Exercise aim.
Copy the lines below word for word, starting with the line containing "Give me the" and going on through the line containing "x-tick-label: 160 <box>1013 1178", with both included. Omit the pictures from your copy.

Records supplied.
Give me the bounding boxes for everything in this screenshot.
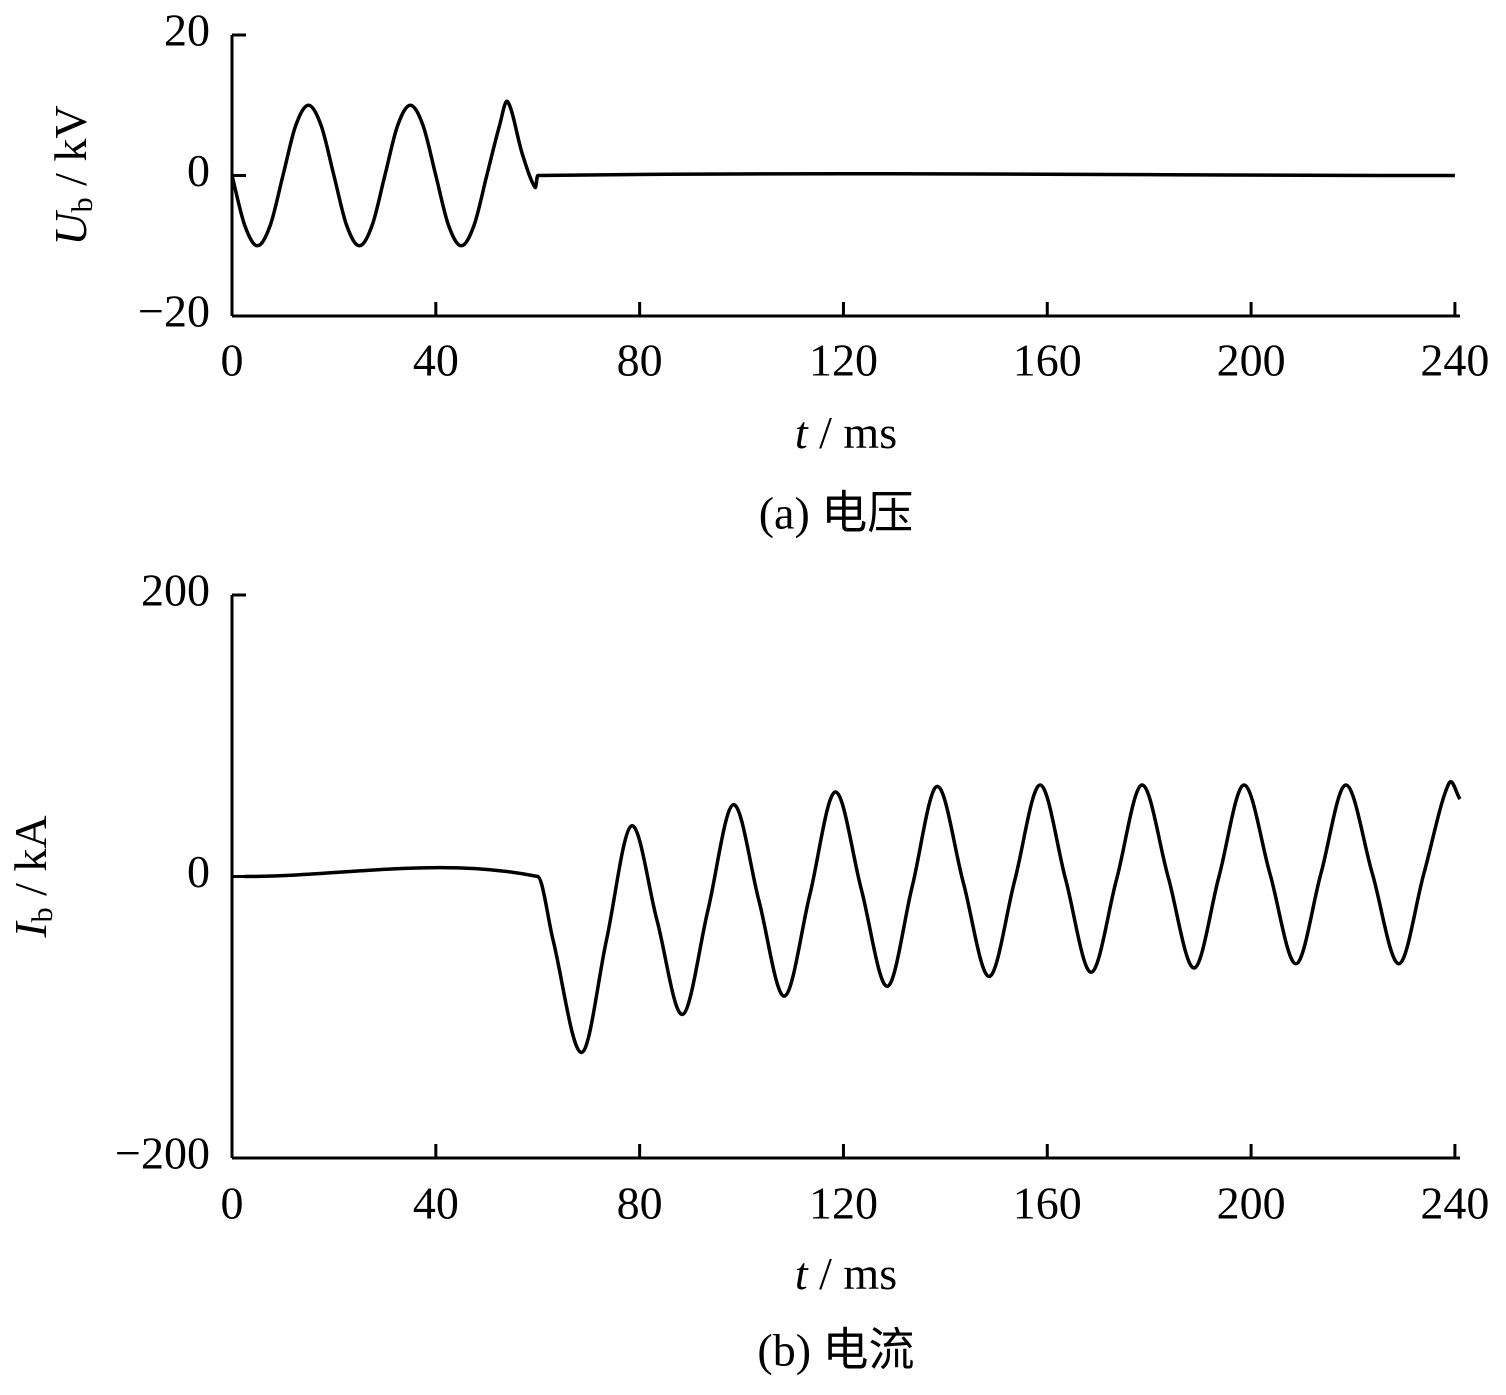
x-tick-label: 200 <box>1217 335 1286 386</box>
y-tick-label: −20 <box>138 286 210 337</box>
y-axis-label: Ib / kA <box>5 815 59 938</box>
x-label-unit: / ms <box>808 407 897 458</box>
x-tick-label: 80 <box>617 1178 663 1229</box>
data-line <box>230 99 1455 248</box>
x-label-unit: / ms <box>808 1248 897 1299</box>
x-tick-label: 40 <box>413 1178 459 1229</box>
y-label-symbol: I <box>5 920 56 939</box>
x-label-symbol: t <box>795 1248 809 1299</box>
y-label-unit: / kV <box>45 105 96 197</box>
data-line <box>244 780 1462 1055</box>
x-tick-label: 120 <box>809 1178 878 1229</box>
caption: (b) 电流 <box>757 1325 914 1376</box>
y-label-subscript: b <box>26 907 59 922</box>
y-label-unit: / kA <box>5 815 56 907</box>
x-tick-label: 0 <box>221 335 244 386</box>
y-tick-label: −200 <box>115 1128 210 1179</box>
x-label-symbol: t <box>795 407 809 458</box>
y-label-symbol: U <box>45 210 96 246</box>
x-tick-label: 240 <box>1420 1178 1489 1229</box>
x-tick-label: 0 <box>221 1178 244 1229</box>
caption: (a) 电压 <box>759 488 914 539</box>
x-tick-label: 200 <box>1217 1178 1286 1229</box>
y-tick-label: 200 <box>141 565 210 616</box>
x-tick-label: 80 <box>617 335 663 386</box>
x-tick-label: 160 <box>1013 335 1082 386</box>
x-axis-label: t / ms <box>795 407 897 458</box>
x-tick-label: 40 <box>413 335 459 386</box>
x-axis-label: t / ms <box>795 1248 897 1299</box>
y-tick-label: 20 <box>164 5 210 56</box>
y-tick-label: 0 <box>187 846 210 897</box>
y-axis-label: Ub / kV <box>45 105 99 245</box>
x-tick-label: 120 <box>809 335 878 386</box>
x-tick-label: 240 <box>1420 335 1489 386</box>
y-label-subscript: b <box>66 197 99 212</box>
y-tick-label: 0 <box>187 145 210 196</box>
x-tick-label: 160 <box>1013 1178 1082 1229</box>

---

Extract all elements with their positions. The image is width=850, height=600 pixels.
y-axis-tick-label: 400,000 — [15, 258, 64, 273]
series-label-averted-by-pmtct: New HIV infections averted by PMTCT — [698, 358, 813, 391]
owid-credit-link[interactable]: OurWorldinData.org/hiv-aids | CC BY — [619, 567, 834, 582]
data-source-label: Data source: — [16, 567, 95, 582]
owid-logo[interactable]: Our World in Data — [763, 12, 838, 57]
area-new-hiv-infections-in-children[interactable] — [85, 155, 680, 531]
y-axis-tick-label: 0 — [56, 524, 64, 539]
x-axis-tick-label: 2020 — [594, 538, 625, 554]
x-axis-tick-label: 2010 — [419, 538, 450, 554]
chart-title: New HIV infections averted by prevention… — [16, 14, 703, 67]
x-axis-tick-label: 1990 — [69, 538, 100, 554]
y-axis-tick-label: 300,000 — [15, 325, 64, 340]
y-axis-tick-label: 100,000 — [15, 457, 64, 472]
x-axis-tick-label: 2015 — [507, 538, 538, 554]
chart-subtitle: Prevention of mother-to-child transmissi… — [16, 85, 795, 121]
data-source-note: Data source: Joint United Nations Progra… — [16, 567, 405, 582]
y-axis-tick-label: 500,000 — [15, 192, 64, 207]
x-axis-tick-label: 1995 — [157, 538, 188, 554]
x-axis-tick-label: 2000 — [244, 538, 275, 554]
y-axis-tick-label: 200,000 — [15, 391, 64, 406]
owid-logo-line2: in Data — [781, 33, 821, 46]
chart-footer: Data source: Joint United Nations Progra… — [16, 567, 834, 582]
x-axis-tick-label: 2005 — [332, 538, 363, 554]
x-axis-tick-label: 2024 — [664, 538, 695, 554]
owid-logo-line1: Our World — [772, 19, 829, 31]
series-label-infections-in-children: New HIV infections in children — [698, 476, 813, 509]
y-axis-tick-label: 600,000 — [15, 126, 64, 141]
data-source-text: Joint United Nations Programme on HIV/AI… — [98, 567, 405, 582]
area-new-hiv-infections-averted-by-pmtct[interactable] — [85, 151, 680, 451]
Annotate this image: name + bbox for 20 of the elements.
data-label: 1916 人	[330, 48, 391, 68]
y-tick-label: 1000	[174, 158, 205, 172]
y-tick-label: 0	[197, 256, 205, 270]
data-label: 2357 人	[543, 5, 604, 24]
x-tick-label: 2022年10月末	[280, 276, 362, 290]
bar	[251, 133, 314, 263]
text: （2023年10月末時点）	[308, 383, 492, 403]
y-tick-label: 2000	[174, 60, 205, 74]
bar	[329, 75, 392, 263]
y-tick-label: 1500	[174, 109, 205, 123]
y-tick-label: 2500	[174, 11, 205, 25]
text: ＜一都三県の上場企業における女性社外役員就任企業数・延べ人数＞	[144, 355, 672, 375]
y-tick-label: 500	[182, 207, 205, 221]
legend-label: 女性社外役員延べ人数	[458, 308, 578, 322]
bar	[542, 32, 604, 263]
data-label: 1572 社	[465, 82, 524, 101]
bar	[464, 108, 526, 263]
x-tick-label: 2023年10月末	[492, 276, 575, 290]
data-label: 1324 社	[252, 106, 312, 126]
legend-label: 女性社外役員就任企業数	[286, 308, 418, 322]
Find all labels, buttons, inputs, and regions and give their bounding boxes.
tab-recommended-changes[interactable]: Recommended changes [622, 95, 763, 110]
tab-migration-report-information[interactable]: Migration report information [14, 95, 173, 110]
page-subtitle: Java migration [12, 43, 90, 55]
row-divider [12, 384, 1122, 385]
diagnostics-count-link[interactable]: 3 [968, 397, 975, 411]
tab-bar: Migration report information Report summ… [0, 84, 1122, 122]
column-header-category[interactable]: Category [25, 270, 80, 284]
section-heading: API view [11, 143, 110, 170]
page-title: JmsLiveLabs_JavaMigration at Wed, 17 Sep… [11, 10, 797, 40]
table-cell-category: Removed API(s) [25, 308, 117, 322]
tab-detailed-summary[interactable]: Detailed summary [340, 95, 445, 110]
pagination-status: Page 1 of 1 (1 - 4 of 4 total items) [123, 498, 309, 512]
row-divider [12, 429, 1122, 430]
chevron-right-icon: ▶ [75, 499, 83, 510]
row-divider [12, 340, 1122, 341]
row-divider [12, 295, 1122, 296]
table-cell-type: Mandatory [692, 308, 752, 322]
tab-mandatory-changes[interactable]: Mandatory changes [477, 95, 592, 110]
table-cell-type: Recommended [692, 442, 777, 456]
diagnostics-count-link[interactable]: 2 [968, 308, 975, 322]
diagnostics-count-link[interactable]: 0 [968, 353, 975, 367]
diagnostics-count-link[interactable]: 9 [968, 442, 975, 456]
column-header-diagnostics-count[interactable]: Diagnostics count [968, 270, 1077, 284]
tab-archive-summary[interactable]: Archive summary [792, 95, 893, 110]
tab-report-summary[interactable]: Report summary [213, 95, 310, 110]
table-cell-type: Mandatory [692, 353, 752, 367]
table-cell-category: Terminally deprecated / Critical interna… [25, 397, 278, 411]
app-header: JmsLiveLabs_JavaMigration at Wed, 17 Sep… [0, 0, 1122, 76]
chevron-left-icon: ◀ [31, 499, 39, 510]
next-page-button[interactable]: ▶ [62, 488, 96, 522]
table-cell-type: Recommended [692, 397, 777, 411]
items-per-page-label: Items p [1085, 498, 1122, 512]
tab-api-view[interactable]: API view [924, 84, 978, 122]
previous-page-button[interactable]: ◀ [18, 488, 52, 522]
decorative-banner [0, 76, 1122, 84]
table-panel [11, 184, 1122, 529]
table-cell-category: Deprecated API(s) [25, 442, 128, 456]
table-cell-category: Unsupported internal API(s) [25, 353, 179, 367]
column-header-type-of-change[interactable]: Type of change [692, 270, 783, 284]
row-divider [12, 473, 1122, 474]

* * *

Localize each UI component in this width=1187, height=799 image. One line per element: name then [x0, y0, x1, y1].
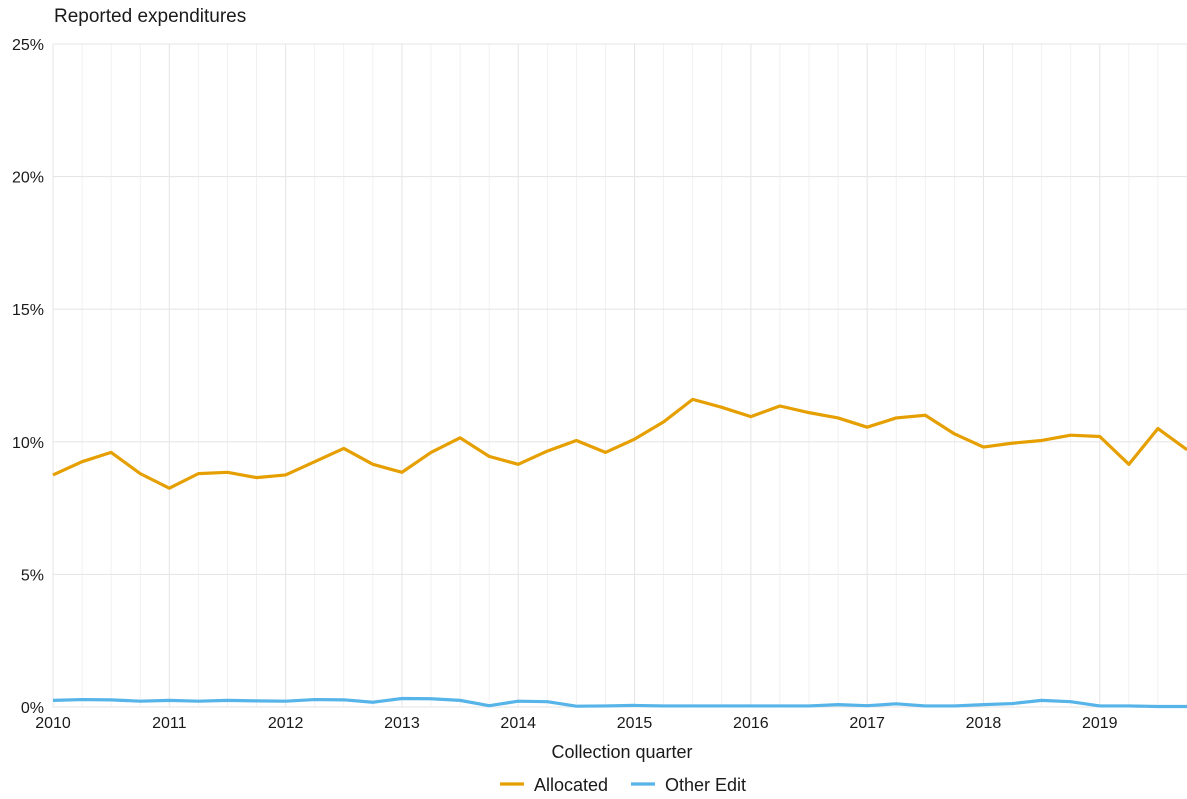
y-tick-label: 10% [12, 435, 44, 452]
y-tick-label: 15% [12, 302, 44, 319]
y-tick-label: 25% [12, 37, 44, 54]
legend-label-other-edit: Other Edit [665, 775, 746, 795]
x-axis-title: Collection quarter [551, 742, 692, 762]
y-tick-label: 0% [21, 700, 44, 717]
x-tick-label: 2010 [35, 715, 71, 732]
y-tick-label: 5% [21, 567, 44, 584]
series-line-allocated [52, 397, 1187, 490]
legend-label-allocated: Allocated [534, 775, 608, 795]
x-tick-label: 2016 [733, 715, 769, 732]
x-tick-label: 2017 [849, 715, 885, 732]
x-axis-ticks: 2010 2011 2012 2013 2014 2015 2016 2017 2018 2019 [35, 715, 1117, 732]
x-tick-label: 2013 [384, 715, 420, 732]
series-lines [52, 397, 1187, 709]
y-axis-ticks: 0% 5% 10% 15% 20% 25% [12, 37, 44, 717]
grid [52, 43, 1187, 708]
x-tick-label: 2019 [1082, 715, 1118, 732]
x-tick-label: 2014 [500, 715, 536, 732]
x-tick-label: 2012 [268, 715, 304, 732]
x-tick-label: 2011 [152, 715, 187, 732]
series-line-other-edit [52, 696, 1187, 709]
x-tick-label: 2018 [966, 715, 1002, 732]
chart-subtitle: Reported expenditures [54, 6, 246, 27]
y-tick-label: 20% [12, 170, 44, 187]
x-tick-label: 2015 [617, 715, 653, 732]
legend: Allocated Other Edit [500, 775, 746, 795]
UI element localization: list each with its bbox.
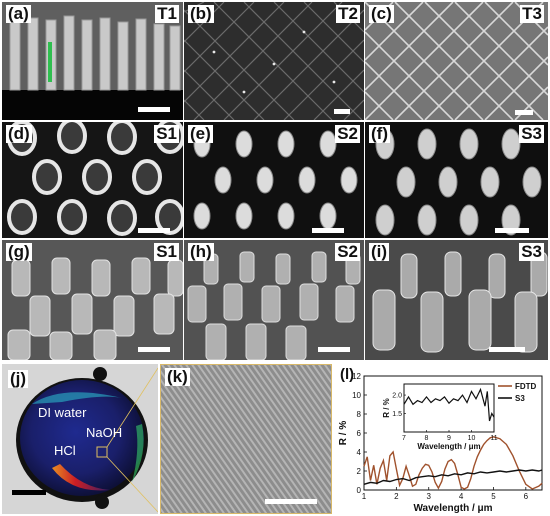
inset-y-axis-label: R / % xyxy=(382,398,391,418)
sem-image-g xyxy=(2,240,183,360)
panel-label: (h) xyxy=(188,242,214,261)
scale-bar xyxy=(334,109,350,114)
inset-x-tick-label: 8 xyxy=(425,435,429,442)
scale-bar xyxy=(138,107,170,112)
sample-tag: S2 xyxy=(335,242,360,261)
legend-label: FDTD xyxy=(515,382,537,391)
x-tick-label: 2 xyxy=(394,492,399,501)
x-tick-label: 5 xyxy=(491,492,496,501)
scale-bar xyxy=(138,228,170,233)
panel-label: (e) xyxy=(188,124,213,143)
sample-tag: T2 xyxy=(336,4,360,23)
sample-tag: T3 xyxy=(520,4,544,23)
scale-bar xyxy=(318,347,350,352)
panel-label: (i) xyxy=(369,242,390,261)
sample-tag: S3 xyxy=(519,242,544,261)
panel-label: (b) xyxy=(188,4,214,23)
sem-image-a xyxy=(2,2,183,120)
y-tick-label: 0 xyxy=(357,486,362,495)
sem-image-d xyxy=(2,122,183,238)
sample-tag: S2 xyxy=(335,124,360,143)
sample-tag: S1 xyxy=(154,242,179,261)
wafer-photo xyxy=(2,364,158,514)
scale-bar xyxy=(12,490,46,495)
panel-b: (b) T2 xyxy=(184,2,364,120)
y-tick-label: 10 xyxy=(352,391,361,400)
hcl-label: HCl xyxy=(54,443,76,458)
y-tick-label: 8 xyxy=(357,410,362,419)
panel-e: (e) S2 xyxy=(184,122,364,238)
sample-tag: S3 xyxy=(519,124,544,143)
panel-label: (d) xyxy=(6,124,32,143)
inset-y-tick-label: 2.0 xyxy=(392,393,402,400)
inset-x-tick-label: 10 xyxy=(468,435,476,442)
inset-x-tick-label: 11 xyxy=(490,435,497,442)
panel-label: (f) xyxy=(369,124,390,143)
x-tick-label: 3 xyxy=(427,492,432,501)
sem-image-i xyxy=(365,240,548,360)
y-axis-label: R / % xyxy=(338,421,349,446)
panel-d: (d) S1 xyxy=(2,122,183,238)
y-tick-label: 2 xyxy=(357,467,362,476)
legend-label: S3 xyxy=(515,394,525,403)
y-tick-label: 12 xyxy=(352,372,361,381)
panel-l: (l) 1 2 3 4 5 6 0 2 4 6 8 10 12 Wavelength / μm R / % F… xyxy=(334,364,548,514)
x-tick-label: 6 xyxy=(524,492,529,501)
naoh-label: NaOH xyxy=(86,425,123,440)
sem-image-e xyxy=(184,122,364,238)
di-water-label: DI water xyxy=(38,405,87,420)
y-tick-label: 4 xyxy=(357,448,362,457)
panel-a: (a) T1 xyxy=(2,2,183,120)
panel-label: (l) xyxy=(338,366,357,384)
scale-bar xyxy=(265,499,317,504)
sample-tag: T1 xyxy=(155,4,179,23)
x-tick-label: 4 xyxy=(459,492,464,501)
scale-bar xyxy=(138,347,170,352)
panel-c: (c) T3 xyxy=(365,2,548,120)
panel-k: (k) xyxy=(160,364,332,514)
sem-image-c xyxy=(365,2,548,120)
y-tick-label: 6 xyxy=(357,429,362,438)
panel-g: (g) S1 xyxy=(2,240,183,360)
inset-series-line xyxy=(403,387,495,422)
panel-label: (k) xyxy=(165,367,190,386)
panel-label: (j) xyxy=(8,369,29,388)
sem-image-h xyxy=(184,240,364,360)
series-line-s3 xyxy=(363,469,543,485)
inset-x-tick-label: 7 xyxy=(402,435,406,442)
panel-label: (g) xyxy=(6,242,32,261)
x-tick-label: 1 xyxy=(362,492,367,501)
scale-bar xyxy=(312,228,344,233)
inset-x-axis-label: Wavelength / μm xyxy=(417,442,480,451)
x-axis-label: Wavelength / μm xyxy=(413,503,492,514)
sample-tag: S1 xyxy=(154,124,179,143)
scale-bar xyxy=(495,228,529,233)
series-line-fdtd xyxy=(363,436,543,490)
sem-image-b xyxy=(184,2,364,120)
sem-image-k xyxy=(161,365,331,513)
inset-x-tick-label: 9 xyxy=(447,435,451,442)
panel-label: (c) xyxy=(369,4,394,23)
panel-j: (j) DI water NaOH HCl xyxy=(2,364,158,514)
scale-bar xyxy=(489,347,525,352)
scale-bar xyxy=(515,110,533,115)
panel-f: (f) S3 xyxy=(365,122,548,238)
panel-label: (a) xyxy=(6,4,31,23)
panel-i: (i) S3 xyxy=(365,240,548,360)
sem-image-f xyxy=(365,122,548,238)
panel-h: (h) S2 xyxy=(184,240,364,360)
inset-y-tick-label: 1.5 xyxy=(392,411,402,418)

Exercise solution.
Give me the bounding boxes for everything in this screenshot.
x-tick-label: 200 <box>1217 335 1286 386</box>
y-tick-label: −20 <box>138 286 210 337</box>
y-axis-label: Ib / kA <box>5 815 59 938</box>
x-label-unit: / ms <box>808 407 897 458</box>
x-tick-label: 80 <box>617 1178 663 1229</box>
data-line <box>230 99 1455 248</box>
x-label-unit: / ms <box>808 1248 897 1299</box>
x-tick-label: 40 <box>413 1178 459 1229</box>
y-label-symbol: I <box>5 920 56 939</box>
x-label-symbol: t <box>795 1248 809 1299</box>
y-label-unit: / kV <box>45 105 96 197</box>
data-line <box>244 780 1462 1055</box>
x-tick-label: 120 <box>809 1178 878 1229</box>
caption: (b) 电流 <box>757 1325 914 1376</box>
y-label-subscript: b <box>26 907 59 922</box>
y-label-unit: / kA <box>5 815 56 907</box>
x-tick-label: 0 <box>221 335 244 386</box>
y-tick-label: −200 <box>115 1128 210 1179</box>
x-label-symbol: t <box>795 407 809 458</box>
y-label-symbol: U <box>45 210 96 246</box>
x-tick-label: 240 <box>1420 1178 1489 1229</box>
x-tick-label: 0 <box>221 1178 244 1229</box>
caption: (a) 电压 <box>759 488 914 539</box>
x-tick-label: 200 <box>1217 1178 1286 1229</box>
y-tick-label: 200 <box>141 565 210 616</box>
x-tick-label: 80 <box>617 335 663 386</box>
x-tick-label: 160 <box>1013 335 1082 386</box>
x-axis-label: t / ms <box>795 407 897 458</box>
x-tick-label: 40 <box>413 335 459 386</box>
x-axis-label: t / ms <box>795 1248 897 1299</box>
y-tick-label: 20 <box>164 5 210 56</box>
y-tick-label: 0 <box>187 846 210 897</box>
y-axis-label: Ub / kV <box>45 105 99 245</box>
x-tick-label: 120 <box>809 335 878 386</box>
x-tick-label: 240 <box>1420 335 1489 386</box>
y-label-subscript: b <box>66 197 99 212</box>
y-tick-label: 0 <box>187 145 210 196</box>
x-tick-label: 160 <box>1013 1178 1082 1229</box>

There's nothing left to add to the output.